→ **Task brief**: Give the listing below again in full, exactly as written.

-- START --

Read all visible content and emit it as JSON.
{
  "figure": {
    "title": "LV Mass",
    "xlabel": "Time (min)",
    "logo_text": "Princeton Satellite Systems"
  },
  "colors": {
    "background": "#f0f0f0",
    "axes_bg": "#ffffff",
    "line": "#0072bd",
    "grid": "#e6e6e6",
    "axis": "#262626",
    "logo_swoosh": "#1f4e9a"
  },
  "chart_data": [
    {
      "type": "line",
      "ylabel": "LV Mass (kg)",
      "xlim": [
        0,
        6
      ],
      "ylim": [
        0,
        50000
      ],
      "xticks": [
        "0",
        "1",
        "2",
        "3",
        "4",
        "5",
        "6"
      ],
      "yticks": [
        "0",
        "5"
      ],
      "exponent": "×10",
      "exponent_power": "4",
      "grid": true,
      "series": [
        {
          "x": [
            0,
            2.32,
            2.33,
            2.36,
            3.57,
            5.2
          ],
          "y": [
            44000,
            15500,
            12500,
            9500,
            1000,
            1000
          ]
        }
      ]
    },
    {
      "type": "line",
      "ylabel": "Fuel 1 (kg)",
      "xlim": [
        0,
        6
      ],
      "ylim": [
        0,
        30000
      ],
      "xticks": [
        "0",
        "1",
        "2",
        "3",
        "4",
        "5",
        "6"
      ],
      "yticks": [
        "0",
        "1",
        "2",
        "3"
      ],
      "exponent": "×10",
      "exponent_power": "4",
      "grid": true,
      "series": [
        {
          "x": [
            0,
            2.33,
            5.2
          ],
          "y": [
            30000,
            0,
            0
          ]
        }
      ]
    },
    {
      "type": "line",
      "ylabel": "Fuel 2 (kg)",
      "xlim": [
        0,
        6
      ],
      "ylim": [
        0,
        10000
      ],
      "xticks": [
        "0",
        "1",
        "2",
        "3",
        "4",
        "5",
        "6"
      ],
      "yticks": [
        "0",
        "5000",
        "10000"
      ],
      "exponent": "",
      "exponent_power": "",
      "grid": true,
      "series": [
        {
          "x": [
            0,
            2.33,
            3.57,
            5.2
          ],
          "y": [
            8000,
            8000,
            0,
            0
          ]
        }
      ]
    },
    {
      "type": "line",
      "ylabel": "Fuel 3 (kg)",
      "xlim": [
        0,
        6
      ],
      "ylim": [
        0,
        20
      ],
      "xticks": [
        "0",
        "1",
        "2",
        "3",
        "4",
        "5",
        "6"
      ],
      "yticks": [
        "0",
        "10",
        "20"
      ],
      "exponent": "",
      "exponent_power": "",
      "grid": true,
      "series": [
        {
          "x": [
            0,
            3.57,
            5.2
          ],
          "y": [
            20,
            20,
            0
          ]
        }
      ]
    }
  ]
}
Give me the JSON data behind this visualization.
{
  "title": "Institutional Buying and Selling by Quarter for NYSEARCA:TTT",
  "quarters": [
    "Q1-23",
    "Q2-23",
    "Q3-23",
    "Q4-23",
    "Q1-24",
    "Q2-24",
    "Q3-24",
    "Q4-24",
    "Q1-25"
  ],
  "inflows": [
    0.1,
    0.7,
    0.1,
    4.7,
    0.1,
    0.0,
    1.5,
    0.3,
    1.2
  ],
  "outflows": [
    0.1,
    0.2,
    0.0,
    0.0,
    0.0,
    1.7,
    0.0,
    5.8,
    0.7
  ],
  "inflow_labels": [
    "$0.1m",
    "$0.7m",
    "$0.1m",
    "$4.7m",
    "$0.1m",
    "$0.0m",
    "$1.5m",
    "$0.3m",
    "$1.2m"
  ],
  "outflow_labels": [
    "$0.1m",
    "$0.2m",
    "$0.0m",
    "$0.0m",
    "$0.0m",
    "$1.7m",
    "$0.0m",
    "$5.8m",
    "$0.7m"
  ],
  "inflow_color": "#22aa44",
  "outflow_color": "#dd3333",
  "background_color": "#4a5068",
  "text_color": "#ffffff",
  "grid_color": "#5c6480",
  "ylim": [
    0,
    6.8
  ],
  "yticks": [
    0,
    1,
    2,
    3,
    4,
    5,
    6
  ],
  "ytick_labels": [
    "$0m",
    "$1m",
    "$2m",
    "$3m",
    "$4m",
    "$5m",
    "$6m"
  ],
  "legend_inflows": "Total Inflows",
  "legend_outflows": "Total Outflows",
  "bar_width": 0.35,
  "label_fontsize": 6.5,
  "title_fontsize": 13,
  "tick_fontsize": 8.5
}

-- END --

→ **Solution**:
Read all visible content and emit it as JSON.
{
  "figure": {
    "title": "LV Mass",
    "xlabel": "Time (min)",
    "logo_text": "Princeton Satellite Systems"
  },
  "colors": {
    "background": "#f0f0f0",
    "axes_bg": "#ffffff",
    "line": "#0072bd",
    "grid": "#e6e6e6",
    "axis": "#262626",
    "logo_swoosh": "#1f4e9a"
  },
  "chart_data": [
    {
      "type": "line",
      "ylabel": "LV Mass (kg)",
      "xlim": [
        0,
        6
      ],
      "ylim": [
        0,
        50000
      ],
      "xticks": [
        "0",
        "1",
        "2",
        "3",
        "4",
        "5",
        "6"
      ],
      "yticks": [
        "0",
        "5"
      ],
      "exponent": "×10",
      "exponent_power": "4",
      "grid": true,
      "series": [
        {
          "x": [
            0,
            2.32,
            2.33,
            2.36,
            3.57,
            5.2
          ],
          "y": [
            44000,
            15500,
            12500,
            9500,
            1000,
            1000
          ]
        }
      ]
    },
    {
      "type": "line",
      "ylabel": "Fuel 1 (kg)",
      "xlim": [
        0,
        6
      ],
      "ylim": [
        0,
        30000
      ],
      "xticks": [
        "0",
        "1",
        "2",
        "3",
        "4",
        "5",
        "6"
      ],
      "yticks": [
        "0",
        "1",
        "2",
        "3"
      ],
      "exponent": "×10",
      "exponent_power": "4",
      "grid": true,
      "series": [
        {
          "x": [
            0,
            2.33,
            5.2
          ],
          "y": [
            30000,
            0,
            0
          ]
        }
      ]
    },
    {
      "type": "line",
      "ylabel": "Fuel 2 (kg)",
      "xlim": [
        0,
        6
      ],
      "ylim": [
        0,
        10000
      ],
      "xticks": [
        "0",
        "1",
        "2",
        "3",
        "4",
        "5",
        "6"
      ],
      "yticks": [
        "0",
        "5000",
        "10000"
      ],
      "exponent": "",
      "exponent_power": "",
      "grid": true,
      "series": [
        {
          "x": [
            0,
            2.33,
            3.57,
            5.2
          ],
          "y": [
            8000,
            8000,
            0,
            0
          ]
        }
      ]
    },
    {
      "type": "line",
      "ylabel": "Fuel 3 (kg)",
      "xlim": [
        0,
        6
      ],
      "ylim": [
        0,
        20
      ],
      "xticks": [
        "0",
        "1",
        "2",
        "3",
        "4",
        "5",
        "6"
      ],
      "yticks": [
        "0",
        "10",
        "20"
      ],
      "exponent": "",
      "exponent_power": "",
      "grid": true,
      "series": [
        {
          "x": [
            0,
            3.57,
            5.2
          ],
          "y": [
            20,
            20,
            0
          ]
        }
      ]
    }
  ]
}
Give me the JSON data behind this visualization.
{
  "title": "Institutional Buying and Selling by Quarter for NYSEARCA:TTT",
  "quarters": [
    "Q1-23",
    "Q2-23",
    "Q3-23",
    "Q4-23",
    "Q1-24",
    "Q2-24",
    "Q3-24",
    "Q4-24",
    "Q1-25"
  ],
  "inflows": [
    0.1,
    0.7,
    0.1,
    4.7,
    0.1,
    0.0,
    1.5,
    0.3,
    1.2
  ],
  "outflows": [
    0.1,
    0.2,
    0.0,
    0.0,
    0.0,
    1.7,
    0.0,
    5.8,
    0.7
  ],
  "inflow_labels": [
    "$0.1m",
    "$0.7m",
    "$0.1m",
    "$4.7m",
    "$0.1m",
    "$0.0m",
    "$1.5m",
    "$0.3m",
    "$1.2m"
  ],
  "outflow_labels": [
    "$0.1m",
    "$0.2m",
    "$0.0m",
    "$0.0m",
    "$0.0m",
    "$1.7m",
    "$0.0m",
    "$5.8m",
    "$0.7m"
  ],
  "inflow_color": "#22aa44",
  "outflow_color": "#dd3333",
  "background_color": "#4a5068",
  "text_color": "#ffffff",
  "grid_color": "#5c6480",
  "ylim": [
    0,
    6.8
  ],
  "yticks": [
    0,
    1,
    2,
    3,
    4,
    5,
    6
  ],
  "ytick_labels": [
    "$0m",
    "$1m",
    "$2m",
    "$3m",
    "$4m",
    "$5m",
    "$6m"
  ],
  "legend_inflows": "Total Inflows",
  "legend_outflows": "Total Outflows",
  "bar_width": 0.35,
  "label_fontsize": 6.5,
  "title_fontsize": 13,
  "tick_fontsize": 8.5
}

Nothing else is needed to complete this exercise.